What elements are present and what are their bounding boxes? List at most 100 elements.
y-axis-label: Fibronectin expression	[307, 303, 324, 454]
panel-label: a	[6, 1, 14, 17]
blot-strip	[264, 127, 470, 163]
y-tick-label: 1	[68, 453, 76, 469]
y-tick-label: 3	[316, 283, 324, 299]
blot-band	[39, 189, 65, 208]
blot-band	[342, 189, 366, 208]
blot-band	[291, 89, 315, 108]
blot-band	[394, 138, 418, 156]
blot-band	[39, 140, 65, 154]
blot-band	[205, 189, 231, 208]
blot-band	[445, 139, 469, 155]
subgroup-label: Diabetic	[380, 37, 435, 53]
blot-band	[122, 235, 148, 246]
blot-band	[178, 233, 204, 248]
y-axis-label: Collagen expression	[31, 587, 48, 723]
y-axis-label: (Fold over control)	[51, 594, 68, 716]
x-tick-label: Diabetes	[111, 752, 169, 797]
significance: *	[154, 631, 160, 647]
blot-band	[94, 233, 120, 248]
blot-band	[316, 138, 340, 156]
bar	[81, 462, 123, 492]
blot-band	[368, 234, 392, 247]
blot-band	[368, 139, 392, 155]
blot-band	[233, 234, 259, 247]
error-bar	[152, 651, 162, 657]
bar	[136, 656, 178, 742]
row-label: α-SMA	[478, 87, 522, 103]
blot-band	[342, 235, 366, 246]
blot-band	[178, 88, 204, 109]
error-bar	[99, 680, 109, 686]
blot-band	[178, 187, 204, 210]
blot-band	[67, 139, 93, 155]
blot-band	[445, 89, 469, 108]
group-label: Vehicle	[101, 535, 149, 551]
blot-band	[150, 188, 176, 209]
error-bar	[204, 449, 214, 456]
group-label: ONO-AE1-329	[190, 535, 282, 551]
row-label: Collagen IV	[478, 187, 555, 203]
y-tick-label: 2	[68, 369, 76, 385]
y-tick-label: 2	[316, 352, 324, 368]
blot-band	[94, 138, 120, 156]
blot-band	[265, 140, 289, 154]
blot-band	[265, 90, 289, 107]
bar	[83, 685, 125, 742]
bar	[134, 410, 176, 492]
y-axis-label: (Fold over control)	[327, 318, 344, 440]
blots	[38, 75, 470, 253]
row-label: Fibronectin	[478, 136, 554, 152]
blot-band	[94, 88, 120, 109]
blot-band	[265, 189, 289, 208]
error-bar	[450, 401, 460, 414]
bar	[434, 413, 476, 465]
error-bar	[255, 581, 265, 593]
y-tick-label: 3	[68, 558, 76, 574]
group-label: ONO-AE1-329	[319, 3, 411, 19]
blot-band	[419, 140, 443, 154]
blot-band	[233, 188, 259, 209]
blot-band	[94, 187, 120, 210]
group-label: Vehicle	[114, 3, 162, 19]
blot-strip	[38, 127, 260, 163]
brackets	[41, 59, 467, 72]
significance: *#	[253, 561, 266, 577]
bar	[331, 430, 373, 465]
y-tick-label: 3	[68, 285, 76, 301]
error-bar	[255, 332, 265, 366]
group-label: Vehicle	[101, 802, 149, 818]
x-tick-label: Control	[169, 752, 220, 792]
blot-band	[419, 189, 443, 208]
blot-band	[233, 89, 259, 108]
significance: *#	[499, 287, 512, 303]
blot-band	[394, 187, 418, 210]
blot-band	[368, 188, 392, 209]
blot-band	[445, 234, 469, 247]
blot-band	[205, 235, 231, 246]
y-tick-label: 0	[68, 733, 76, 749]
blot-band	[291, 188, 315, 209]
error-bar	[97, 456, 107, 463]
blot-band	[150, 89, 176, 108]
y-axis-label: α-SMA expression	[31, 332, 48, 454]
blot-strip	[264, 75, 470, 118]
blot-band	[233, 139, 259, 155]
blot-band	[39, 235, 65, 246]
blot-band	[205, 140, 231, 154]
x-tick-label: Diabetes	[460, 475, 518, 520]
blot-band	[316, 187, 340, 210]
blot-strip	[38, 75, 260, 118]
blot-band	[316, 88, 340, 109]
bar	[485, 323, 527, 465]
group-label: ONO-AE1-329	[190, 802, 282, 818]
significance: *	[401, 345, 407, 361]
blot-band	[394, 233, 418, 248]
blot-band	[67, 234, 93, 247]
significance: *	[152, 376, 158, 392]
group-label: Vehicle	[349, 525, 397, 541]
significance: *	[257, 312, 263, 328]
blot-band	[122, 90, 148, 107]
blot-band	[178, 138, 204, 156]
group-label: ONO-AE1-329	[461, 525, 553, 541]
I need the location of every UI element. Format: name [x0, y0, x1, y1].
* * *
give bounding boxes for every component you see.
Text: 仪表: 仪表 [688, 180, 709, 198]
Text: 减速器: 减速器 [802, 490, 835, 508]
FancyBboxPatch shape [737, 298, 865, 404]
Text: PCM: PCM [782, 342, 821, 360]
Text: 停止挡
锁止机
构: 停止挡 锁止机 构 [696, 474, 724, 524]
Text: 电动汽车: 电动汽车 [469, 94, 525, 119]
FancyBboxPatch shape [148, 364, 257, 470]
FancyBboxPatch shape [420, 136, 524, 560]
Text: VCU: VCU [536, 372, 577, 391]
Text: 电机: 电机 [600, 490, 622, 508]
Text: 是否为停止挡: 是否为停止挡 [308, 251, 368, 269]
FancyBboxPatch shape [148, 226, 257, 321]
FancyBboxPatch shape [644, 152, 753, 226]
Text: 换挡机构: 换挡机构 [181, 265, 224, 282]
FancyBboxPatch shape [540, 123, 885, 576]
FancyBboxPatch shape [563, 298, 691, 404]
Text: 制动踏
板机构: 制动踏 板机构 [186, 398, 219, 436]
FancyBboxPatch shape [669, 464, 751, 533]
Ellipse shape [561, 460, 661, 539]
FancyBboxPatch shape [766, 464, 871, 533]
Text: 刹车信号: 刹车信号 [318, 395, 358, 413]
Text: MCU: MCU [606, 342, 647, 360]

> _WRITTEN REQUEST_: Reproduce the lines from the line containing "give bounding boxes" to the line containing "板机构: 制动踏 板机构 [186, 398, 219, 436]", renaming "FancyBboxPatch" to "RoundedRectangle" throughout and leaving everything else unchanged.

> _ANSWER_:
give bounding boxes for every component you see.
Text: 仪表: 仪表 [688, 180, 709, 198]
Text: 减速器: 减速器 [802, 490, 835, 508]
RoundedRectangle shape [737, 298, 865, 404]
Text: PCM: PCM [782, 342, 821, 360]
Text: 停止挡
锁止机
构: 停止挡 锁止机 构 [696, 474, 724, 524]
Text: 电动汽车: 电动汽车 [469, 94, 525, 119]
RoundedRectangle shape [148, 364, 257, 470]
RoundedRectangle shape [420, 136, 524, 560]
Text: VCU: VCU [536, 372, 577, 391]
Text: 电机: 电机 [600, 490, 622, 508]
Text: 是否为停止挡: 是否为停止挡 [308, 251, 368, 269]
RoundedRectangle shape [148, 226, 257, 321]
RoundedRectangle shape [644, 152, 753, 226]
Text: 换挡机构: 换挡机构 [181, 265, 224, 282]
RoundedRectangle shape [540, 123, 885, 576]
RoundedRectangle shape [563, 298, 691, 404]
Text: 制动踏
板机构: 制动踏 板机构 [186, 398, 219, 436]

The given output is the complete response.